Each line that holds the word "this" is to be identified and copied.

Supplied entries
● ● ●
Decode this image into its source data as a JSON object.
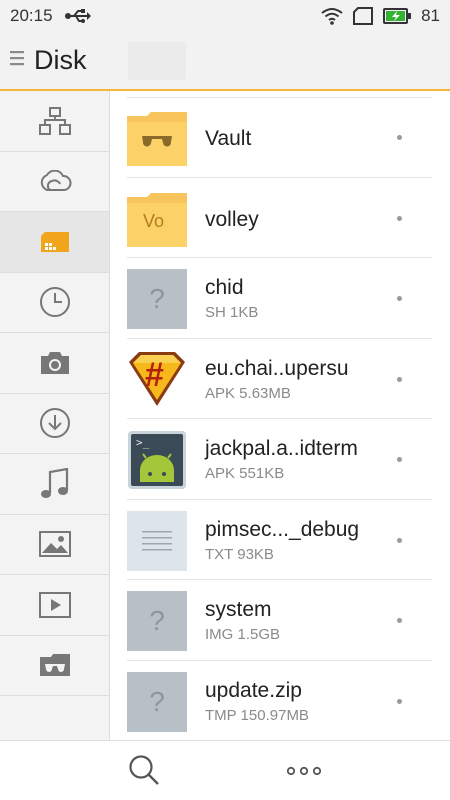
{
  "status_bar": {
    "time": "20:15",
    "battery_level": "81",
    "icons": [
      "usb-icon",
      "wifi-icon",
      "sim-icon",
      "battery-charging-icon"
    ]
  },
  "header": {
    "title": "Disk",
    "menu_icon": "hamburger-menu-icon"
  },
  "sidebar": {
    "items": [
      {
        "icon": "network-icon",
        "active": false
      },
      {
        "icon": "cloud-icon",
        "active": false
      },
      {
        "icon": "sd-card-icon",
        "active": true
      },
      {
        "icon": "clock-icon",
        "active": false
      },
      {
        "icon": "camera-icon",
        "active": false
      },
      {
        "icon": "download-icon",
        "active": false
      },
      {
        "icon": "music-note-icon",
        "active": false
      },
      {
        "icon": "image-icon",
        "active": false
      },
      {
        "icon": "video-icon",
        "active": false
      },
      {
        "icon": "vault-icon",
        "active": false
      }
    ]
  },
  "files": [
    {
      "name": "Vault",
      "meta": "",
      "icon": "vault-folder-icon"
    },
    {
      "name": "volley",
      "meta": "",
      "icon": "folder-icon",
      "badge": "Vo"
    },
    {
      "name": "chid",
      "meta": "SH 1KB",
      "icon": "unknown-file-icon",
      "glyph": "?"
    },
    {
      "name": "eu.chai..upersu",
      "meta": "APK 5.63MB",
      "icon": "supersu-app-icon",
      "glyph": "#"
    },
    {
      "name": "jackpal.a..idterm",
      "meta": "APK 551KB",
      "icon": "terminal-app-icon",
      "glyph": ">_"
    },
    {
      "name": "pimsec..._debug",
      "meta": "TXT 93KB",
      "icon": "text-file-icon"
    },
    {
      "name": "system",
      "meta": "IMG 1.5GB",
      "icon": "unknown-file-icon",
      "glyph": "?"
    },
    {
      "name": "update.zip",
      "meta": "TMP 150.97MB",
      "icon": "unknown-file-icon",
      "glyph": "?"
    }
  ],
  "bottom_bar": {
    "search_icon": "search-icon",
    "more_icon": "more-icon"
  },
  "colors": {
    "accent": "#f3b73a",
    "folder": "#fbd168",
    "unknown_tile": "#b8c0c7",
    "battery_green": "#34b233"
  }
}
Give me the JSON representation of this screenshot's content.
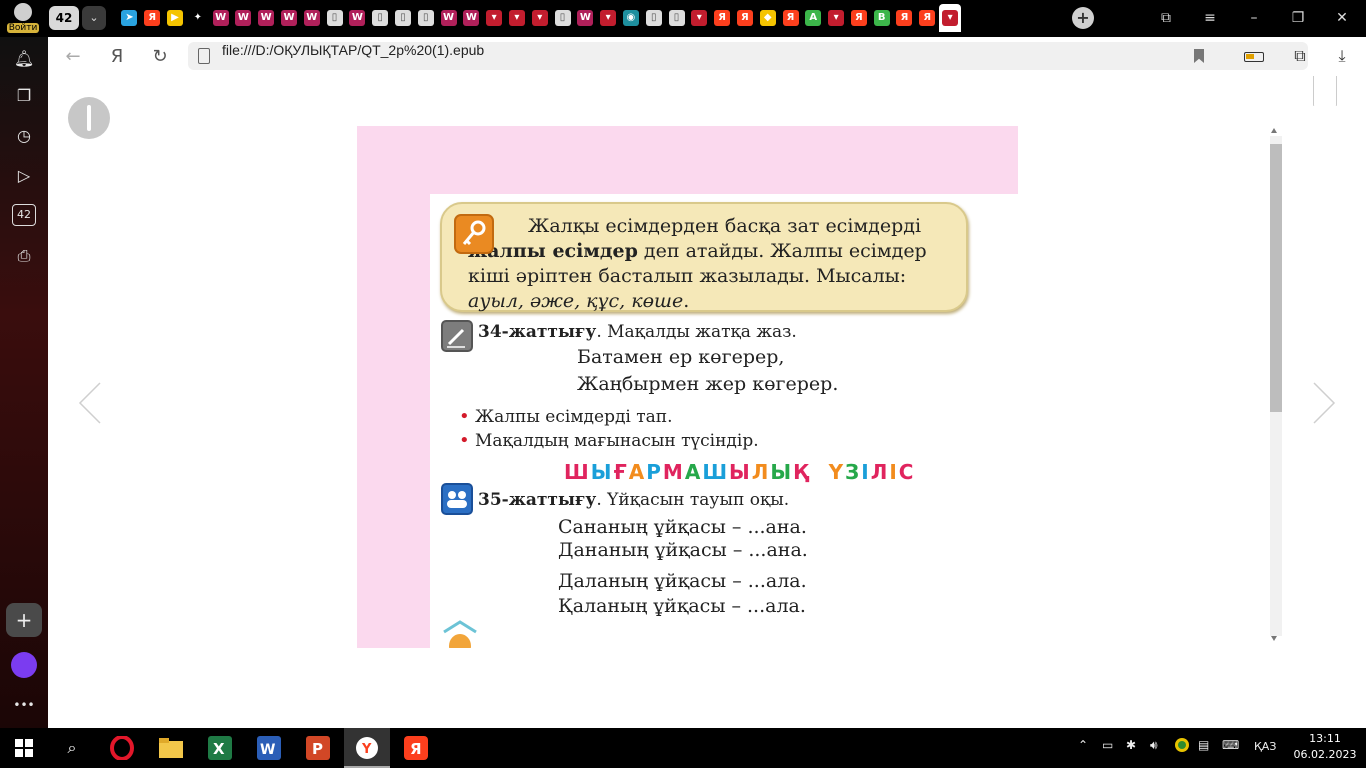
{
  "browser": {
    "login_label": "Войти",
    "tab_count": "42",
    "url": "file:///D:/ОҚУЛЫҚТАР/QT_2p%20(1).epub",
    "tabs": [
      {
        "icon": "telegram-icon",
        "color": "#2aa3e0",
        "glyph": "➤"
      },
      {
        "icon": "yandex-icon",
        "color": "#fc3f1d",
        "glyph": "Я"
      },
      {
        "icon": "play-icon",
        "color": "#f5c400",
        "glyph": "▶"
      },
      {
        "icon": "sparkle-icon",
        "color": "#000000",
        "glyph": "✦"
      },
      {
        "icon": "document-icon",
        "color": "#b0205a",
        "glyph": "W"
      },
      {
        "icon": "document-icon",
        "color": "#b0205a",
        "glyph": "W"
      },
      {
        "icon": "document-icon",
        "color": "#b0205a",
        "glyph": "W"
      },
      {
        "icon": "document-icon",
        "color": "#b0205a",
        "glyph": "W"
      },
      {
        "icon": "document-icon",
        "color": "#b0205a",
        "glyph": "W"
      },
      {
        "icon": "file-icon",
        "color": "#dddddd",
        "glyph": "▯"
      },
      {
        "icon": "document-icon",
        "color": "#b0205a",
        "glyph": "W"
      },
      {
        "icon": "file-icon",
        "color": "#dddddd",
        "glyph": "▯"
      },
      {
        "icon": "file-icon",
        "color": "#dddddd",
        "glyph": "▯"
      },
      {
        "icon": "file-icon",
        "color": "#dddddd",
        "glyph": "▯"
      },
      {
        "icon": "document-icon",
        "color": "#b0205a",
        "glyph": "W"
      },
      {
        "icon": "document-icon",
        "color": "#b0205a",
        "glyph": "W"
      },
      {
        "icon": "shield-icon",
        "color": "#c21d2e",
        "glyph": "▾"
      },
      {
        "icon": "shield-icon",
        "color": "#c21d2e",
        "glyph": "▾"
      },
      {
        "icon": "shield-icon",
        "color": "#c21d2e",
        "glyph": "▾"
      },
      {
        "icon": "file-icon",
        "color": "#dddddd",
        "glyph": "▯"
      },
      {
        "icon": "document-icon",
        "color": "#b0205a",
        "glyph": "W"
      },
      {
        "icon": "shield-icon",
        "color": "#c21d2e",
        "glyph": "▾"
      },
      {
        "icon": "globe-icon",
        "color": "#1e8f9e",
        "glyph": "◉"
      },
      {
        "icon": "file-icon",
        "color": "#dddddd",
        "glyph": "▯"
      },
      {
        "icon": "file-icon",
        "color": "#dddddd",
        "glyph": "▯"
      },
      {
        "icon": "shield-icon",
        "color": "#c21d2e",
        "glyph": "▾"
      },
      {
        "icon": "yandex-icon",
        "color": "#fc3f1d",
        "glyph": "Я"
      },
      {
        "icon": "yandex-icon",
        "color": "#fc3f1d",
        "glyph": "Я"
      },
      {
        "icon": "maps-icon",
        "color": "#f5c400",
        "glyph": "◆"
      },
      {
        "icon": "yandex-icon",
        "color": "#fc3f1d",
        "glyph": "Я"
      },
      {
        "icon": "green-a-icon",
        "color": "#3cb64a",
        "glyph": "A"
      },
      {
        "icon": "shield-icon",
        "color": "#c21d2e",
        "glyph": "▾"
      },
      {
        "icon": "yandex-icon",
        "color": "#fc3f1d",
        "glyph": "Я"
      },
      {
        "icon": "green-b-icon",
        "color": "#3cb64a",
        "glyph": "B"
      },
      {
        "icon": "yandex-icon",
        "color": "#fc3f1d",
        "glyph": "Я"
      },
      {
        "icon": "yandex-icon",
        "color": "#fc3f1d",
        "glyph": "Я"
      },
      {
        "icon": "shield-icon",
        "color": "#c21d2e",
        "glyph": "▾",
        "active": true
      }
    ]
  },
  "sidebar": {
    "items": [
      {
        "name": "bell-icon",
        "glyph": "🔔︎"
      },
      {
        "name": "collections-icon",
        "glyph": "❐"
      },
      {
        "name": "history-icon",
        "glyph": "◷"
      },
      {
        "name": "video-icon",
        "glyph": "▷"
      },
      {
        "name": "tabs-count-icon",
        "glyph": "42"
      },
      {
        "name": "screenshot-icon",
        "glyph": "⎙"
      }
    ],
    "plus_glyph": "+",
    "more_glyph": "•••"
  },
  "page": {
    "rule_line1": "Жалқы есімдерден басқа зат есімдерді",
    "rule_bold": "жалпы есімдер",
    "rule_line2_rest": " деп атайды. Жалпы есімдер",
    "rule_line3": "кіші әріптен басталып жазылады. Мысалы:",
    "rule_example": "ауыл, әже, құс, көше",
    "rule_example_end": ".",
    "ex34_num": "34-жаттығу",
    "ex34_text": ". Мақалды жатқа жаз.",
    "proverb1": "Батамен ер көгерер,",
    "proverb2": "Жаңбырмен жер көгерер.",
    "bullet1": "Жалпы есімдерді тап.",
    "bullet2": "Мақалдың мағынасын түсіндір.",
    "pause_letters": [
      {
        "ch": "Ш",
        "color": "#e0245e"
      },
      {
        "ch": "Ы",
        "color": "#1a9fd9"
      },
      {
        "ch": "Ғ",
        "color": "#e0245e"
      },
      {
        "ch": "А",
        "color": "#f28c1e"
      },
      {
        "ch": "Р",
        "color": "#1a9fd9"
      },
      {
        "ch": "М",
        "color": "#e0245e"
      },
      {
        "ch": "А",
        "color": "#26a84a"
      },
      {
        "ch": "Ш",
        "color": "#1a9fd9"
      },
      {
        "ch": "Ы",
        "color": "#e0245e"
      },
      {
        "ch": "Л",
        "color": "#f28c1e"
      },
      {
        "ch": "Ы",
        "color": "#26a84a"
      },
      {
        "ch": "Қ",
        "color": "#e0245e"
      },
      {
        "ch": " ",
        "color": "#000000"
      },
      {
        "ch": "Ү",
        "color": "#f28c1e"
      },
      {
        "ch": "З",
        "color": "#26a84a"
      },
      {
        "ch": "І",
        "color": "#1a9fd9"
      },
      {
        "ch": "Л",
        "color": "#e0245e"
      },
      {
        "ch": "І",
        "color": "#f28c1e"
      },
      {
        "ch": "С",
        "color": "#e0245e"
      }
    ],
    "ex35_num": "35-жаттығу",
    "ex35_text": ". Үйқасын тауып оқы.",
    "rhyme1": "Сананың ұйқасы – ...ана.",
    "rhyme2": "Дананың ұйқасы – ...ана.",
    "rhyme3": "Даланың ұйқасы – ...ала.",
    "rhyme4": "Қаланың ұйқасы – ...ала."
  },
  "taskbar": {
    "lang": "ҚАЗ",
    "time": "13:11",
    "date": "06.02.2023"
  },
  "colors": {
    "page_pink": "#fbd9ee",
    "rule_box": "#f5e8b8",
    "accent_orange": "#ea8a22"
  }
}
● ● ●
The result
Decode this image into its source data as a JSON object.
Give me the JSON representation of this screenshot's content.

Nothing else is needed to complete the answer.